_Material for this exercise:_
■ ■ ■ ■ ■ ■ ■

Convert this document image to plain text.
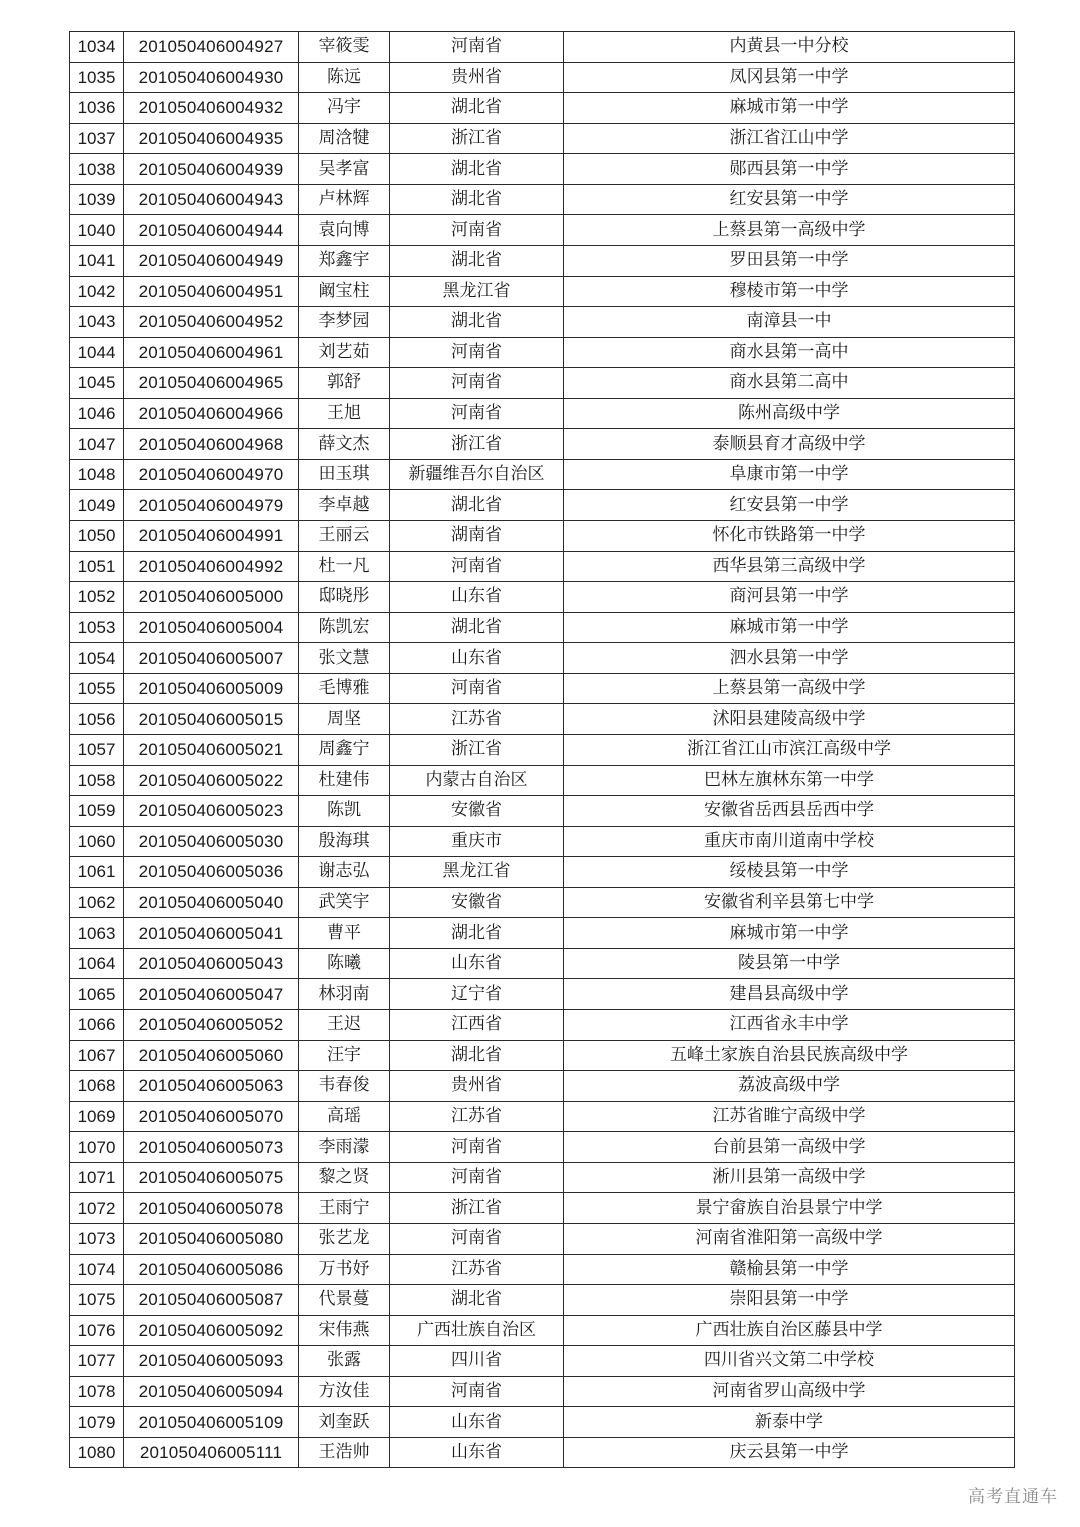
1034	201050406004927	宰筱雯	河南省	内黄县一中分校
1035	201050406004930	陈远	贵州省	凤冈县第一中学
1036	201050406004932	冯宇	湖北省	麻城市第一中学
1037	201050406004935	周浛犍	浙江省	浙江省江山中学
1038	201050406004939	吴孝富	湖北省	郧西县第一中学
1039	201050406004943	卢林辉	湖北省	红安县第一中学
1040	201050406004944	袁向博	河南省	上蔡县第一高级中学
1041	201050406004949	郑鑫宇	湖北省	罗田县第一中学
1042	201050406004951	阚宝柱	黑龙江省	穆棱市第一中学
1043	201050406004952	李梦园	湖北省	南漳县一中
1044	201050406004961	刘艺茹	河南省	商水县第一高中
1045	201050406004965	郭舒	河南省	商水县第二高中
1046	201050406004966	王旭	河南省	陈州高级中学
1047	201050406004968	薛文杰	浙江省	泰顺县育才高级中学
1048	201050406004970	田玉琪	新疆维吾尔自治区	阜康市第一中学
1049	201050406004979	李卓越	湖北省	红安县第一中学
1050	201050406004991	王丽云	湖南省	怀化市铁路第一中学
1051	201050406004992	杜一凡	河南省	西华县第三高级中学
1052	201050406005000	邸晓彤	山东省	商河县第一中学
1053	201050406005004	陈凯宏	湖北省	麻城市第一中学
1054	201050406005007	张文慧	山东省	泗水县第一中学
1055	201050406005009	毛博雅	河南省	上蔡县第一高级中学
1056	201050406005015	周坚	江苏省	沭阳县建陵高级中学
1057	201050406005021	周鑫宁	浙江省	浙江省江山市滨江高级中学
1058	201050406005022	杜建伟	内蒙古自治区	巴林左旗林东第一中学
1059	201050406005023	陈凯	安徽省	安徽省岳西县岳西中学
1060	201050406005030	殷海琪	重庆市	重庆市南川道南中学校
1061	201050406005036	谢志弘	黑龙江省	绥棱县第一中学
1062	201050406005040	武笑宇	安徽省	安徽省利辛县第七中学
1063	201050406005041	曹平	湖北省	麻城市第一中学
1064	201050406005043	陈曦	山东省	陵县第一中学
1065	201050406005047	林羽南	辽宁省	建昌县高级中学
1066	201050406005052	王迟	江西省	江西省永丰中学
1067	201050406005060	汪宇	湖北省	五峰土家族自治县民族高级中学
1068	201050406005063	韦春俊	贵州省	荔波高级中学
1069	201050406005070	高瑶	江苏省	江苏省睢宁高级中学
1070	201050406005073	李雨濛	河南省	台前县第一高级中学
1071	201050406005075	黎之贤	河南省	淅川县第一高级中学
1072	201050406005078	王雨宁	浙江省	景宁畲族自治县景宁中学
1073	201050406005080	张艺龙	河南省	河南省淮阳第一高级中学
1074	201050406005086	万书妤	江苏省	赣榆县第一中学
1075	201050406005087	代景蔓	湖北省	崇阳县第一中学
1076	201050406005092	宋伟燕	广西壮族自治区	广西壮族自治区藤县中学
1077	201050406005093	张露	四川省	四川省兴文第二中学校
1078	201050406005094	方汝佳	河南省	河南省罗山高级中学
1079	201050406005109	刘奎跃	山东省	新泰中学
1080	201050406005111	王浩帅	山东省	庆云县第一中学
高考直通车
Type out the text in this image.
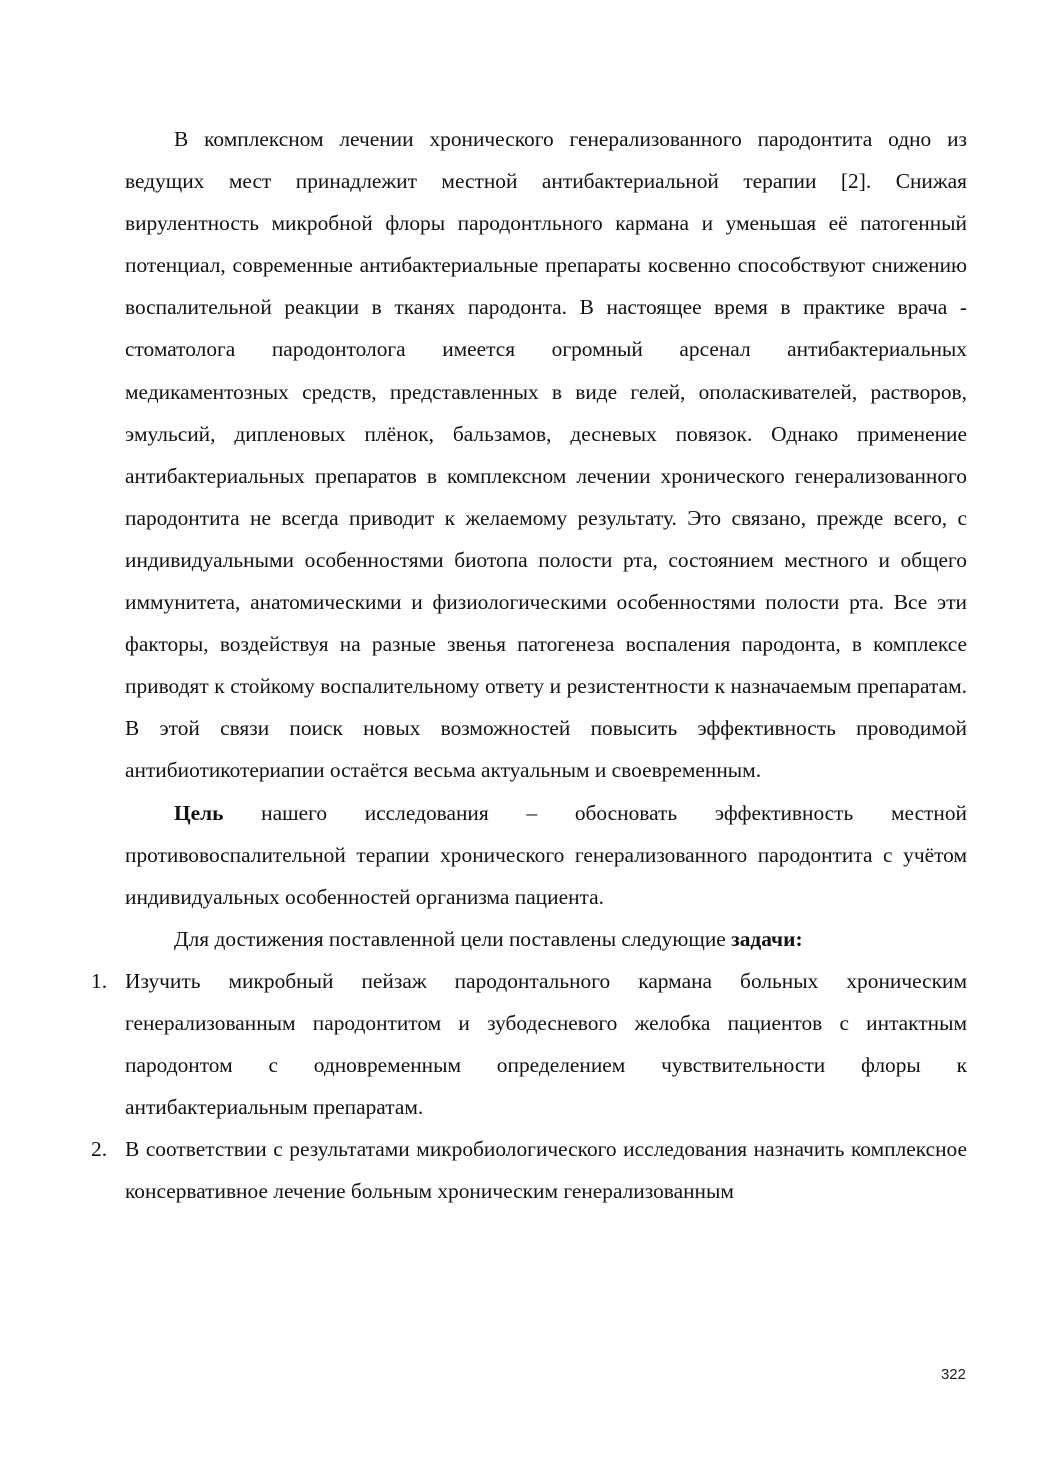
В комплексном лечении хронического генерализованного пародонтита одно из ведущих мест принадлежит местной антибактериальной терапии [2]. Снижая вирулентность микробной флоры пародонтльного кармана и уменьшая её патогенный потенциал, современные антибактериальные препараты косвенно способствуют снижению воспалительной реакции в тканях пародонта. В настоящее время в практике врача - стоматолога пародонтолога имеется огромный арсенал антибактериальных медикаментозных средств, представленных в виде гелей, ополаскивателей, растворов, эмульсий, дипленовых плёнок, бальзамов, десневых повязок. Однако применение антибактериальных препаратов в комплексном лечении хронического генерализованного пародонтита не всегда приводит к желаемому результату. Это связано, прежде всего, с индивидуальными особенностями биотопа полости рта, состоянием местного и общего иммунитета, анатомическими и физиологическими особенностями полости рта. Все эти факторы, воздействуя на разные звенья патогенеза воспаления пародонта, в комплексе приводят к стойкому воспалительному ответу и резистентности к назначаемым препаратам. В этой связи поиск новых возможностей повысить эффективность проводимой антибиотикотериапии остаётся весьма актуальным и своевременным.

Цель нашего исследования – обосновать эффективность местной противовоспалительной терапии хронического генерализованного пародонтита с учётом индивидуальных особенностей организма пациента.

Для достижения поставленной цели поставлены следующие задачи:

1. Изучить микробный пейзаж пародонтального кармана больных хроническим генерализованным пародонтитом и зубодесневого желобка пациентов с интактным пародонтом с одновременным определением чувствительности флоры к антибактериальным препаратам.
2. В соответствии с результатами микробиологического исследования назначить комплексное консервативное лечение больным хроническим генерализованным
322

■ ■ ■ ■ ■ ■ ■

_What is required:_
Reproduce the whole listing word for word, setting aside any pictures.

_Final result:_
Convert this document image to plain text.
1034	201050406004927	宰筱雯	河南省	内黄县一中分校
1035	201050406004930	陈远	贵州省	凤冈县第一中学
1036	201050406004932	冯宇	湖北省	麻城市第一中学
1037	201050406004935	周浛犍	浙江省	浙江省江山中学
1038	201050406004939	吴孝富	湖北省	郧西县第一中学
1039	201050406004943	卢林辉	湖北省	红安县第一中学
1040	201050406004944	袁向博	河南省	上蔡县第一高级中学
1041	201050406004949	郑鑫宇	湖北省	罗田县第一中学
1042	201050406004951	阚宝柱	黑龙江省	穆棱市第一中学
1043	201050406004952	李梦园	湖北省	南漳县一中
1044	201050406004961	刘艺茹	河南省	商水县第一高中
1045	201050406004965	郭舒	河南省	商水县第二高中
1046	201050406004966	王旭	河南省	陈州高级中学
1047	201050406004968	薛文杰	浙江省	泰顺县育才高级中学
1048	201050406004970	田玉琪	新疆维吾尔自治区	阜康市第一中学
1049	201050406004979	李卓越	湖北省	红安县第一中学
1050	201050406004991	王丽云	湖南省	怀化市铁路第一中学
1051	201050406004992	杜一凡	河南省	西华县第三高级中学
1052	201050406005000	邸晓彤	山东省	商河县第一中学
1053	201050406005004	陈凯宏	湖北省	麻城市第一中学
1054	201050406005007	张文慧	山东省	泗水县第一中学
1055	201050406005009	毛博雅	河南省	上蔡县第一高级中学
1056	201050406005015	周坚	江苏省	沭阳县建陵高级中学
1057	201050406005021	周鑫宁	浙江省	浙江省江山市滨江高级中学
1058	201050406005022	杜建伟	内蒙古自治区	巴林左旗林东第一中学
1059	201050406005023	陈凯	安徽省	安徽省岳西县岳西中学
1060	201050406005030	殷海琪	重庆市	重庆市南川道南中学校
1061	201050406005036	谢志弘	黑龙江省	绥棱县第一中学
1062	201050406005040	武笑宇	安徽省	安徽省利辛县第七中学
1063	201050406005041	曹平	湖北省	麻城市第一中学
1064	201050406005043	陈曦	山东省	陵县第一中学
1065	201050406005047	林羽南	辽宁省	建昌县高级中学
1066	201050406005052	王迟	江西省	江西省永丰中学
1067	201050406005060	汪宇	湖北省	五峰土家族自治县民族高级中学
1068	201050406005063	韦春俊	贵州省	荔波高级中学
1069	201050406005070	高瑶	江苏省	江苏省睢宁高级中学
1070	201050406005073	李雨濛	河南省	台前县第一高级中学
1071	201050406005075	黎之贤	河南省	淅川县第一高级中学
1072	201050406005078	王雨宁	浙江省	景宁畲族自治县景宁中学
1073	201050406005080	张艺龙	河南省	河南省淮阳第一高级中学
1074	201050406005086	万书妤	江苏省	赣榆县第一中学
1075	201050406005087	代景蔓	湖北省	崇阳县第一中学
1076	201050406005092	宋伟燕	广西壮族自治区	广西壮族自治区藤县中学
1077	201050406005093	张露	四川省	四川省兴文第二中学校
1078	201050406005094	方汝佳	河南省	河南省罗山高级中学
1079	201050406005109	刘奎跃	山东省	新泰中学
1080	201050406005111	王浩帅	山东省	庆云县第一中学
高考直通车
Type out the text in this image.
В комплексном лечении хронического генерализованного пародонтита одно из ведущих мест принадлежит местной антибактериальной терапии [2]. Снижая вирулентность микробной флоры пародонтльного кармана и уменьшая её патогенный потенциал, современные антибактериальные препараты косвенно способствуют снижению воспалительной реакции в тканях пародонта. В настоящее время в практике врача - стоматолога пародонтолога имеется огромный арсенал антибактериальных медикаментозных средств, представленных в виде гелей, ополаскивателей, растворов, эмульсий, дипленовых плёнок, бальзамов, десневых повязок. Однако применение антибактериальных препаратов в комплексном лечении хронического генерализованного пародонтита не всегда приводит к желаемому результату. Это связано, прежде всего, с индивидуальными особенностями биотопа полости рта, состоянием местного и общего иммунитета, анатомическими и физиологическими особенностями полости рта. Все эти факторы, воздействуя на разные звенья патогенеза воспаления пародонта, в комплексе приводят к стойкому воспалительному ответу и резистентности к назначаемым препаратам. В этой связи поиск новых возможностей повысить эффективность проводимой антибиотикотериапии остаётся весьма актуальным и своевременным.

Цель нашего исследования – обосновать эффективность местной противовоспалительной терапии хронического генерализованного пародонтита с учётом индивидуальных особенностей организма пациента.

Для достижения поставленной цели поставлены следующие задачи:

1. Изучить микробный пейзаж пародонтального кармана больных хроническим генерализованным пародонтитом и зубодесневого желобка пациентов с интактным пародонтом с одновременным определением чувствительности флоры к антибактериальным препаратам.
2. В соответствии с результатами микробиологического исследования назначить комплексное консервативное лечение больным хроническим генерализованным
322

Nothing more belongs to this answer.